----- Entries provided -----

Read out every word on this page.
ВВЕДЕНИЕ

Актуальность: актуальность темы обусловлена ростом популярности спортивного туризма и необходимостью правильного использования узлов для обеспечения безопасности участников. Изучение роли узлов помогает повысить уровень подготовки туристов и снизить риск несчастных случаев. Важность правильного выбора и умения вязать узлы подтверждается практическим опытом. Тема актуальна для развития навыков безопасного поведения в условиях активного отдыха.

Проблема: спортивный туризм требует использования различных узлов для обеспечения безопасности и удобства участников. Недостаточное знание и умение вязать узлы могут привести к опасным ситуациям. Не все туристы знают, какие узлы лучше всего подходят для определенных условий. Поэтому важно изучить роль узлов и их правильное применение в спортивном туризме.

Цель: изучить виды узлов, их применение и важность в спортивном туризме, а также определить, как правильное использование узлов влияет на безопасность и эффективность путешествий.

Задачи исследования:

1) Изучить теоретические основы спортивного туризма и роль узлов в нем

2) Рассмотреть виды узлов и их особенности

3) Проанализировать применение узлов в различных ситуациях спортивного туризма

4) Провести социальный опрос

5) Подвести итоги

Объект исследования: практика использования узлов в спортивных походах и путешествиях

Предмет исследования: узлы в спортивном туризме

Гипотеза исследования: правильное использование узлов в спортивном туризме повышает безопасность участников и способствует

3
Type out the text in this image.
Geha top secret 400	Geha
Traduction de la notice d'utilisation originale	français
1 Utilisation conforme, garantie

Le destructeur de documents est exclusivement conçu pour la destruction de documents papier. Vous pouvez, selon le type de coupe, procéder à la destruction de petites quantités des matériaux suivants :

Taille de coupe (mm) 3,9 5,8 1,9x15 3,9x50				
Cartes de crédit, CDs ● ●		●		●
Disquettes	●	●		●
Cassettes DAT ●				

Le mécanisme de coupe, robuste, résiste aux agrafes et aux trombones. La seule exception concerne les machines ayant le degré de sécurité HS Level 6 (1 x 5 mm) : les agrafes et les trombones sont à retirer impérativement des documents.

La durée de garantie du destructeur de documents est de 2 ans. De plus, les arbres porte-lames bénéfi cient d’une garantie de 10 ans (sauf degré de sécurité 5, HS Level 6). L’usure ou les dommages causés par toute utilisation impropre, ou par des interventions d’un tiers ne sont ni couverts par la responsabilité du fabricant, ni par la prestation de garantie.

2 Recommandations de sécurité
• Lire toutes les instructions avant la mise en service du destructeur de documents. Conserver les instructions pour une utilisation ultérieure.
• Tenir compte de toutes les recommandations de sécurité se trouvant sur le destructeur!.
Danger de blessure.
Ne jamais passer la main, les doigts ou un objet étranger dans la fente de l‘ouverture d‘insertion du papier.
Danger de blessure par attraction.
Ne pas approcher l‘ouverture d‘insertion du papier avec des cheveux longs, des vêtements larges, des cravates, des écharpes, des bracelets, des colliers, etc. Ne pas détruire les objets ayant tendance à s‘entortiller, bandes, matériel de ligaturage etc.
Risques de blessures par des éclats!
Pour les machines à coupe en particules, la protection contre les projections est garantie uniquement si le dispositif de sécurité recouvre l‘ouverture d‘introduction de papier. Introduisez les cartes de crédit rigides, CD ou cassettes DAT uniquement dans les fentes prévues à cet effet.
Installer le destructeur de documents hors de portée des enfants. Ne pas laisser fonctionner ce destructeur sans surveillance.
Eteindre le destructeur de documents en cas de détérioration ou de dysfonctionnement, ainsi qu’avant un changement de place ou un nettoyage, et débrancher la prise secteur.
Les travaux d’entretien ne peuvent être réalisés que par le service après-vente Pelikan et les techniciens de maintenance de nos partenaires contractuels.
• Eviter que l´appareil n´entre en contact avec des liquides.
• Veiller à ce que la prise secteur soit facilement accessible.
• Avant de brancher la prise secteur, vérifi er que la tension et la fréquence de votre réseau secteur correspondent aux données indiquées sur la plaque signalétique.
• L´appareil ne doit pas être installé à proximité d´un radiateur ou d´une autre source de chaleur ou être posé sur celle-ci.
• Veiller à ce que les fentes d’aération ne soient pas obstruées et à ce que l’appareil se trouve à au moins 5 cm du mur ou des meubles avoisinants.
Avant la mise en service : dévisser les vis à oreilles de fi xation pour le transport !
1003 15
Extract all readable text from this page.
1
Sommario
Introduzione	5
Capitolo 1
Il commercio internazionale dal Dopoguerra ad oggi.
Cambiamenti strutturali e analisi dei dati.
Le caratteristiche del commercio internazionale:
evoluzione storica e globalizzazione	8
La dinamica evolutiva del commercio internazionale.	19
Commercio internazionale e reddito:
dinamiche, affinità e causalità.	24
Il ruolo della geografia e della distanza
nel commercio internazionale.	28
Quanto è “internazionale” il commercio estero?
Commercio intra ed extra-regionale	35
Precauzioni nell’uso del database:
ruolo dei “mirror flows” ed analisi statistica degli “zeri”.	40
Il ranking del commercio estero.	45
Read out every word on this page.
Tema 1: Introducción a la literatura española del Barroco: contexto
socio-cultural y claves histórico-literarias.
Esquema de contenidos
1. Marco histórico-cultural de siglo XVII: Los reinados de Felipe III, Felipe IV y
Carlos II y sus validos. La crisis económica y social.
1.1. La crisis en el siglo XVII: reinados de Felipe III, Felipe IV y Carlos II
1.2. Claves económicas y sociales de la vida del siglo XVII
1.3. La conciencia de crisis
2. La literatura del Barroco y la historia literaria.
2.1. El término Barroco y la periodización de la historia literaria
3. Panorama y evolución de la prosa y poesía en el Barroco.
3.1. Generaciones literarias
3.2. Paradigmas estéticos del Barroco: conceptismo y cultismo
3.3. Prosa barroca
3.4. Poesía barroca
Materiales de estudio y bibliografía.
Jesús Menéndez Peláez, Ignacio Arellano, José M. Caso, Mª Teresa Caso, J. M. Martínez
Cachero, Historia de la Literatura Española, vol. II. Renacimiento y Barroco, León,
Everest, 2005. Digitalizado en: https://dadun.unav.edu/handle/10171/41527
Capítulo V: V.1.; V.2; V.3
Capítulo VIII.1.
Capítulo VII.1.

-----

=== Task description ===
Output the full listing without altering anything.

=== Answer to the exercise ===
Read out every word on this page.
ВВЕДЕНИЕ

Актуальность: актуальность темы обусловлена ростом популярности спортивного туризма и необходимостью правильного использования узлов для обеспечения безопасности участников. Изучение роли узлов помогает повысить уровень подготовки туристов и снизить риск несчастных случаев. Важность правильного выбора и умения вязать узлы подтверждается практическим опытом. Тема актуальна для развития навыков безопасного поведения в условиях активного отдыха.

Проблема: спортивный туризм требует использования различных узлов для обеспечения безопасности и удобства участников. Недостаточное знание и умение вязать узлы могут привести к опасным ситуациям. Не все туристы знают, какие узлы лучше всего подходят для определенных условий. Поэтому важно изучить роль узлов и их правильное применение в спортивном туризме.

Цель: изучить виды узлов, их применение и важность в спортивном туризме, а также определить, как правильное использование узлов влияет на безопасность и эффективность путешествий.

Задачи исследования:

1) Изучить теоретические основы спортивного туризма и роль узлов в нем

2) Рассмотреть виды узлов и их особенности

3) Проанализировать применение узлов в различных ситуациях спортивного туризма

4) Провести социальный опрос

5) Подвести итоги

Объект исследования: практика использования узлов в спортивных походах и путешествиях

Предмет исследования: узлы в спортивном туризме

Гипотеза исследования: правильное использование узлов в спортивном туризме повышает безопасность участников и способствует

3
Type out the text in this image.
Geha top secret 400	Geha
Traduction de la notice d'utilisation originale	français
1 Utilisation conforme, garantie

Le destructeur de documents est exclusivement conçu pour la destruction de documents papier. Vous pouvez, selon le type de coupe, procéder à la destruction de petites quantités des matériaux suivants :

Taille de coupe (mm) 3,9 5,8 1,9x15 3,9x50				
Cartes de crédit, CDs ● ●		●		●
Disquettes	●	●		●
Cassettes DAT ●				

Le mécanisme de coupe, robuste, résiste aux agrafes et aux trombones. La seule exception concerne les machines ayant le degré de sécurité HS Level 6 (1 x 5 mm) : les agrafes et les trombones sont à retirer impérativement des documents.

La durée de garantie du destructeur de documents est de 2 ans. De plus, les arbres porte-lames bénéfi cient d’une garantie de 10 ans (sauf degré de sécurité 5, HS Level 6). L’usure ou les dommages causés par toute utilisation impropre, ou par des interventions d’un tiers ne sont ni couverts par la responsabilité du fabricant, ni par la prestation de garantie.

2 Recommandations de sécurité
• Lire toutes les instructions avant la mise en service du destructeur de documents. Conserver les instructions pour une utilisation ultérieure.
• Tenir compte de toutes les recommandations de sécurité se trouvant sur le destructeur!.
Danger de blessure.
Ne jamais passer la main, les doigts ou un objet étranger dans la fente de l‘ouverture d‘insertion du papier.
Danger de blessure par attraction.
Ne pas approcher l‘ouverture d‘insertion du papier avec des cheveux longs, des vêtements larges, des cravates, des écharpes, des bracelets, des colliers, etc. Ne pas détruire les objets ayant tendance à s‘entortiller, bandes, matériel de ligaturage etc.
Risques de blessures par des éclats!
Pour les machines à coupe en particules, la protection contre les projections est garantie uniquement si le dispositif de sécurité recouvre l‘ouverture d‘introduction de papier. Introduisez les cartes de crédit rigides, CD ou cassettes DAT uniquement dans les fentes prévues à cet effet.
Installer le destructeur de documents hors de portée des enfants. Ne pas laisser fonctionner ce destructeur sans surveillance.
Eteindre le destructeur de documents en cas de détérioration ou de dysfonctionnement, ainsi qu’avant un changement de place ou un nettoyage, et débrancher la prise secteur.
Les travaux d’entretien ne peuvent être réalisés que par le service après-vente Pelikan et les techniciens de maintenance de nos partenaires contractuels.
• Eviter que l´appareil n´entre en contact avec des liquides.
• Veiller à ce que la prise secteur soit facilement accessible.
• Avant de brancher la prise secteur, vérifi er que la tension et la fréquence de votre réseau secteur correspondent aux données indiquées sur la plaque signalétique.
• L´appareil ne doit pas être installé à proximité d´un radiateur ou d´une autre source de chaleur ou être posé sur celle-ci.
• Veiller à ce que les fentes d’aération ne soient pas obstruées et à ce que l’appareil se trouve à au moins 5 cm du mur ou des meubles avoisinants.
Avant la mise en service : dévisser les vis à oreilles de fi xation pour le transport !
1003 15
Extract all readable text from this page.
1
Sommario
Introduzione	5
Capitolo 1
Il commercio internazionale dal Dopoguerra ad oggi.
Cambiamenti strutturali e analisi dei dati.
Le caratteristiche del commercio internazionale:
evoluzione storica e globalizzazione	8
La dinamica evolutiva del commercio internazionale.	19
Commercio internazionale e reddito:
dinamiche, affinità e causalità.	24
Il ruolo della geografia e della distanza
nel commercio internazionale.	28
Quanto è “internazionale” il commercio estero?
Commercio intra ed extra-regionale	35
Precauzioni nell’uso del database:
ruolo dei “mirror flows” ed analisi statistica degli “zeri”.	40
Il ranking del commercio estero.	45
Read out every word on this page.
Tema 1: Introducción a la literatura española del Barroco: contexto
socio-cultural y claves histórico-literarias.
Esquema de contenidos
1. Marco histórico-cultural de siglo XVII: Los reinados de Felipe III, Felipe IV y
Carlos II y sus validos. La crisis económica y social.
1.1. La crisis en el siglo XVII: reinados de Felipe III, Felipe IV y Carlos II
1.2. Claves económicas y sociales de la vida del siglo XVII
1.3. La conciencia de crisis
2. La literatura del Barroco y la historia literaria.
2.1. El término Barroco y la periodización de la historia literaria
3. Panorama y evolución de la prosa y poesía en el Barroco.
3.1. Generaciones literarias
3.2. Paradigmas estéticos del Barroco: conceptismo y cultismo
3.3. Prosa barroca
3.4. Poesía barroca
Materiales de estudio y bibliografía.
Jesús Menéndez Peláez, Ignacio Arellano, José M. Caso, Mª Teresa Caso, J. M. Martínez
Cachero, Historia de la Literatura Española, vol. II. Renacimiento y Barroco, León,
Everest, 2005. Digitalizado en: https://dadun.unav.edu/handle/10171/41527
Capítulo V: V.1.; V.2; V.3
Capítulo VIII.1.
Capítulo VII.1.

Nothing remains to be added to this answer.